AIM | Each line below should be retyped exactly, with no pictures.

━━━━━ THE INPUT

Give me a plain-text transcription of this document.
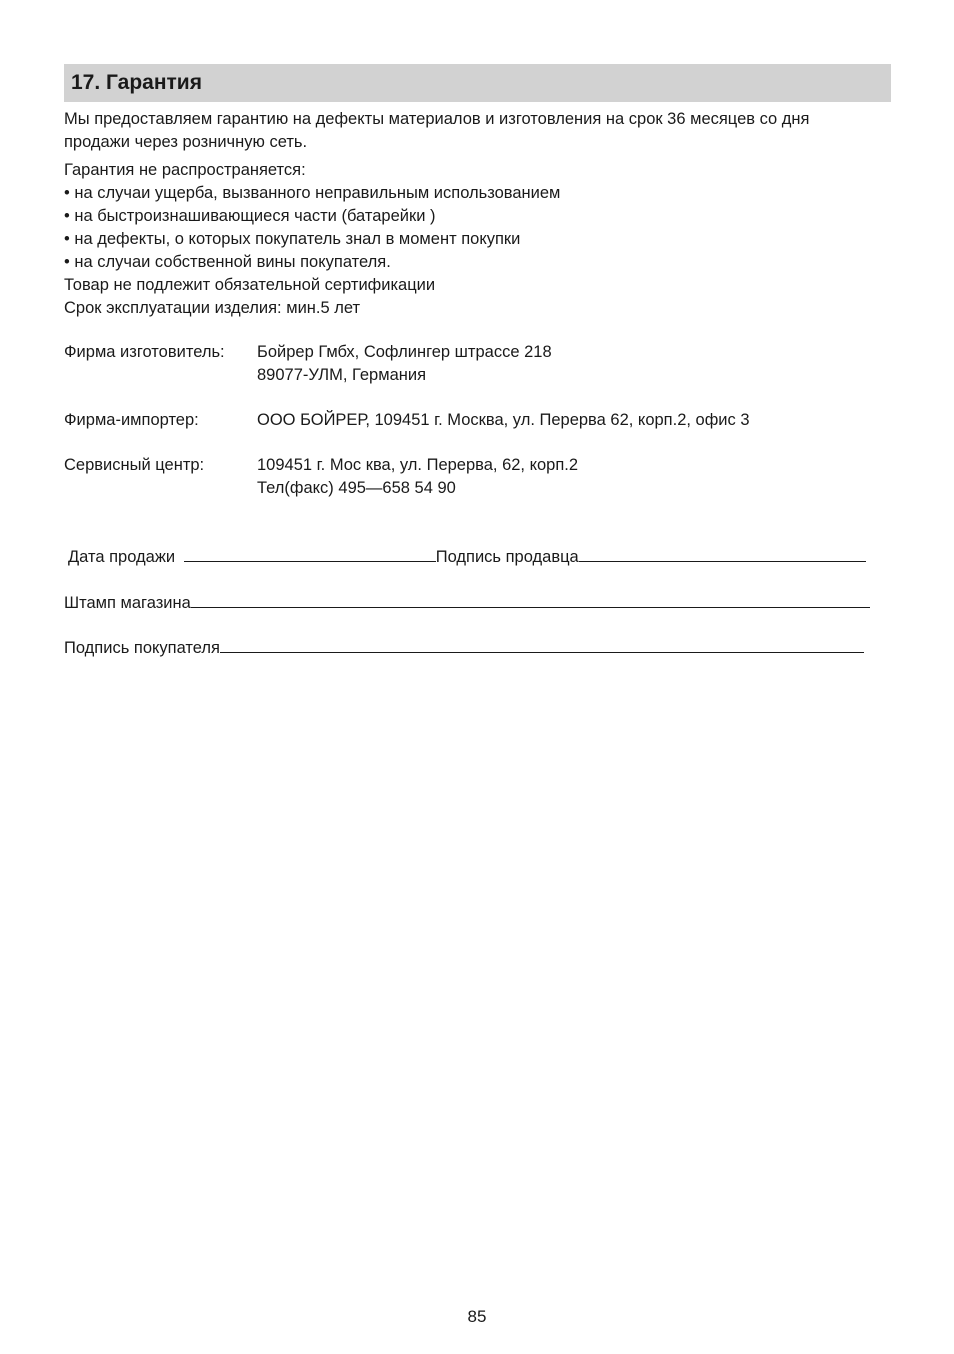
17. Гарантия
Мы предоставляем гарантию на дефекты материалов и изготовления на срок 36 месяцев со дня продажи через розничную сеть.
Гарантия не распространяется:
• на случаи ущерба, вызванного неправильным использованием
• на быстроизнашивающиеся части (батарейки )
• на дефекты, о которых покупатель знал в момент покупки
• на случаи собственной вины покупателя.
Товар не подлежит обязательной сертификации
Срок эксплуатации изделия: мин.5 лет
Фирма изготовитель: Бойрер Гмбх, Софлингер штрассе 218
89077-УЛМ, Германия
Фирма-импортер:	ООО БОЙРЕР, 109451 г. Москва, ул. Перерва 62, корп.2, офис 3
Сервисный центр:	109451 г. Мос ква, ул. Перерва, 62, корп.2
Тел(факс) 495—658 54 90
Дата продажи	Подпись продавца
Штамп магазина
Подпись покупателя
85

━━━━━━━━━━

THE COMPLETED TASK |
Give me a plain-text transcription of this document.
17. Гарантия
Мы предоставляем гарантию на дефекты материалов и изготовления на срок 36 месяцев со дня продажи через розничную сеть.
Гарантия не распространяется:
• на случаи ущерба, вызванного неправильным использованием
• на быстроизнашивающиеся части (батарейки )
• на дефекты, о которых покупатель знал в момент покупки
• на случаи собственной вины покупателя.
Товар не подлежит обязательной сертификации
Срок эксплуатации изделия: мин.5 лет
Фирма изготовитель: Бойрер Гмбх, Софлингер штрассе 218
89077-УЛМ, Германия
Фирма-импортер:	ООО БОЙРЕР, 109451 г. Москва, ул. Перерва 62, корп.2, офис 3
Сервисный центр:	109451 г. Мос ква, ул. Перерва, 62, корп.2
Тел(факс) 495—658 54 90
Дата продажи	Подпись продавца
Штамп магазина
Подпись покупателя
85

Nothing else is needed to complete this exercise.